Raw data >>
--- BEGIN ---

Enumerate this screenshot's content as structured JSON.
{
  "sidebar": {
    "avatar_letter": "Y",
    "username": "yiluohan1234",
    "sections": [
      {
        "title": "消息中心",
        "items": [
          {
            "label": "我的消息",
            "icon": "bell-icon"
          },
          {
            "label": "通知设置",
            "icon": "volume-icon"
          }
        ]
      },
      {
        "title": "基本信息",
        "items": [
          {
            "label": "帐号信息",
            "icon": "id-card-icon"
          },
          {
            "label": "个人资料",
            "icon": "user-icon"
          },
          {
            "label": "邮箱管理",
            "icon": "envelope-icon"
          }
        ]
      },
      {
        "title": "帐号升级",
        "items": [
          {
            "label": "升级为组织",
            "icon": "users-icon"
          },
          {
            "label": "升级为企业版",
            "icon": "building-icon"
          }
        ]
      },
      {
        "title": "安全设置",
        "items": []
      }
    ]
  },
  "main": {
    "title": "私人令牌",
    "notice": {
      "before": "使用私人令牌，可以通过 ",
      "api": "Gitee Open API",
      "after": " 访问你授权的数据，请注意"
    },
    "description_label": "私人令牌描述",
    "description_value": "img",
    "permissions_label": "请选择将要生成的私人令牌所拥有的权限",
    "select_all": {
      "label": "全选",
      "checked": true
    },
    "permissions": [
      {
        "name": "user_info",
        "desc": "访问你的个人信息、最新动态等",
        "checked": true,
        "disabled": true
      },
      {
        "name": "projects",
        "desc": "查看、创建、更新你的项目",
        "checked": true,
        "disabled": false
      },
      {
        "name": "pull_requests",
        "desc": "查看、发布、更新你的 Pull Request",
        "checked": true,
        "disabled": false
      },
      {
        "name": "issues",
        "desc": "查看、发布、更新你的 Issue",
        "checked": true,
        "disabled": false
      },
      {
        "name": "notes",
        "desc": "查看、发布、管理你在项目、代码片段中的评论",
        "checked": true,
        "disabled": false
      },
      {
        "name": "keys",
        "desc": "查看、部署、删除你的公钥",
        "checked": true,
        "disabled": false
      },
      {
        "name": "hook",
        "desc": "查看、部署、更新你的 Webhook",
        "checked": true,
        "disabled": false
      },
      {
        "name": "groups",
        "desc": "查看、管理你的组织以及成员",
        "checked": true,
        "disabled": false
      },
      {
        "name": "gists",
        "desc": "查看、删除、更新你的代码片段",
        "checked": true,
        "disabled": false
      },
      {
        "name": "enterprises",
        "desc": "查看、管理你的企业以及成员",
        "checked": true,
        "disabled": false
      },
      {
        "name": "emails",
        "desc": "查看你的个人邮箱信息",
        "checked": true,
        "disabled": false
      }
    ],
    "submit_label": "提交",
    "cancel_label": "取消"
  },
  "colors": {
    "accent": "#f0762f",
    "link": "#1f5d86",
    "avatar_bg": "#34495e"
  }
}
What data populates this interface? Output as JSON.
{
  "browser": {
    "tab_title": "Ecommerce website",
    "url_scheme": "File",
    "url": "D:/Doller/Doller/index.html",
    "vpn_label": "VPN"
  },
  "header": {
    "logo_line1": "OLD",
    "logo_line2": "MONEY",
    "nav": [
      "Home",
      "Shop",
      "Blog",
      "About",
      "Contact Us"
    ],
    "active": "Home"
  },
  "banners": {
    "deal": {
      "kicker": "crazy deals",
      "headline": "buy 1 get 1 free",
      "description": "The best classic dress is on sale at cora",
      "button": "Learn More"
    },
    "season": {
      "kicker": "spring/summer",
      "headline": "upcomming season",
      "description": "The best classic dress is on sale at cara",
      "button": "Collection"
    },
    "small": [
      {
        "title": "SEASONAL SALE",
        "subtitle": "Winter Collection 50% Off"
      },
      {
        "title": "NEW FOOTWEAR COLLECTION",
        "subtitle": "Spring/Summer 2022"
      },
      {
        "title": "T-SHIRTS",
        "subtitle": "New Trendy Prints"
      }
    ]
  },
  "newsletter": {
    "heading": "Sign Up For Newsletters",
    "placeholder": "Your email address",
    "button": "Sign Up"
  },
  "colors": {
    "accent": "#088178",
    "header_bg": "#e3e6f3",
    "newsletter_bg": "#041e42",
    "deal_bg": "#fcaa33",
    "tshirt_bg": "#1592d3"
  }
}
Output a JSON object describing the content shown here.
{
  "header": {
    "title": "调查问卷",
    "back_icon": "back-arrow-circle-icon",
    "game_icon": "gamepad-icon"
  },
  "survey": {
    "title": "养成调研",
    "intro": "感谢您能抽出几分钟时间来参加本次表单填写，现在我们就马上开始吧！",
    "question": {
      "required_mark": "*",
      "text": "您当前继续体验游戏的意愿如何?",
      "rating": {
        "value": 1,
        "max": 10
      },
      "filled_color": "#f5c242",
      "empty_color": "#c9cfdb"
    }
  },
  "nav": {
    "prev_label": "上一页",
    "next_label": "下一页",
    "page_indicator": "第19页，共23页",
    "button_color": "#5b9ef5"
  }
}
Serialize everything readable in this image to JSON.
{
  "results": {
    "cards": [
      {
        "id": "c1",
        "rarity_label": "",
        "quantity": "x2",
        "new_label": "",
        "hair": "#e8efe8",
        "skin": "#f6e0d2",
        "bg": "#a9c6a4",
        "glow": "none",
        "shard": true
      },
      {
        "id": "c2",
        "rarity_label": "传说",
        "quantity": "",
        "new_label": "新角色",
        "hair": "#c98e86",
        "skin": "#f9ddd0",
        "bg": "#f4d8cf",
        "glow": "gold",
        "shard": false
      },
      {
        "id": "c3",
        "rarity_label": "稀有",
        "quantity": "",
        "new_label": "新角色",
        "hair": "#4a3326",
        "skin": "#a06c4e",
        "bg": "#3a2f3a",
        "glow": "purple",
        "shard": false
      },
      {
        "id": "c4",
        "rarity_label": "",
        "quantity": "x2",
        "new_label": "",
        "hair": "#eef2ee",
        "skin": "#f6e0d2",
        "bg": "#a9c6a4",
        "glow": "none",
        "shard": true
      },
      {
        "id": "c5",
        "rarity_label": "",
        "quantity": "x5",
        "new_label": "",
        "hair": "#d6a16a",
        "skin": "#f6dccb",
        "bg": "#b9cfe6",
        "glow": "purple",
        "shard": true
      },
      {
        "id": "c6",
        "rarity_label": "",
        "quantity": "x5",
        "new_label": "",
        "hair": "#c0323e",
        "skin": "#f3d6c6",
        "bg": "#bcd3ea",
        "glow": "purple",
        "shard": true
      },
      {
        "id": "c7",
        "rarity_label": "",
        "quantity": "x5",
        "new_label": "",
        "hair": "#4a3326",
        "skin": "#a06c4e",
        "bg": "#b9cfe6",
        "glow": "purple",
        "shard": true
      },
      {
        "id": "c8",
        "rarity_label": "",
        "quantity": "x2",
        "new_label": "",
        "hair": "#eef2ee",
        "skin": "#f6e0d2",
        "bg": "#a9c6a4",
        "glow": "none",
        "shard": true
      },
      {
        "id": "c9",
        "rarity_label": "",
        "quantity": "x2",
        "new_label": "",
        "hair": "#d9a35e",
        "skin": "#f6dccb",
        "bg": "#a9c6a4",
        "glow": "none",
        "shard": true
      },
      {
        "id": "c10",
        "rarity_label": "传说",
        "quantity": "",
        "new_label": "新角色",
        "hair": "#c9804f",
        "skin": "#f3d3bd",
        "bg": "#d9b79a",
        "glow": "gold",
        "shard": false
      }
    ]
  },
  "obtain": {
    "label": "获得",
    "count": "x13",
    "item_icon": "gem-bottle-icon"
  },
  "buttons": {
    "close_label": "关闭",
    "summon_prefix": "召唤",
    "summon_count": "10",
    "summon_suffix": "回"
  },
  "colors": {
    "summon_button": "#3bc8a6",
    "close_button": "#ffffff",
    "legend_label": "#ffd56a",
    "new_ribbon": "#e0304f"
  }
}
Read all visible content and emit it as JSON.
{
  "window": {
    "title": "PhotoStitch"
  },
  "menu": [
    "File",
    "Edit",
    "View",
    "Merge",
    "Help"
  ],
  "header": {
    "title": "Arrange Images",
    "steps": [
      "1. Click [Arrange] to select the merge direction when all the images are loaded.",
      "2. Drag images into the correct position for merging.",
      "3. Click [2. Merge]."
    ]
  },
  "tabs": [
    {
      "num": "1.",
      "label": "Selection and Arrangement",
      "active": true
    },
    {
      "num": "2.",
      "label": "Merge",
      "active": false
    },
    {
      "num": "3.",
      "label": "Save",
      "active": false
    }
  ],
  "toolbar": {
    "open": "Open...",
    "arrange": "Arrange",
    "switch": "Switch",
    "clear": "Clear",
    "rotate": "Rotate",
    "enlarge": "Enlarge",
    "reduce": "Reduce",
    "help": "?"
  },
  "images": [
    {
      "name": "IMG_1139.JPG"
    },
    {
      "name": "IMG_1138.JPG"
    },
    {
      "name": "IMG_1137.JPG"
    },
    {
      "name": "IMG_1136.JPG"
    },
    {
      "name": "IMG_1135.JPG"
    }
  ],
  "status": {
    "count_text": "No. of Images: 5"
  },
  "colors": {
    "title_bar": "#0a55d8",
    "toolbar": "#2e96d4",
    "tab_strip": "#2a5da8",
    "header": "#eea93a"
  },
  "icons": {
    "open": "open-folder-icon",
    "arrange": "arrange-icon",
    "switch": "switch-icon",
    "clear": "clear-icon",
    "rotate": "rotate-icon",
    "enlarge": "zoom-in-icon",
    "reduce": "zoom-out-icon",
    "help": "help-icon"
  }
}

--- END ---

Exercise requirements >> Gather from the records above every line containing the string "kicker".

The completed task >>
      "kicker": "crazy deals",
      "kicker": "spring/summer",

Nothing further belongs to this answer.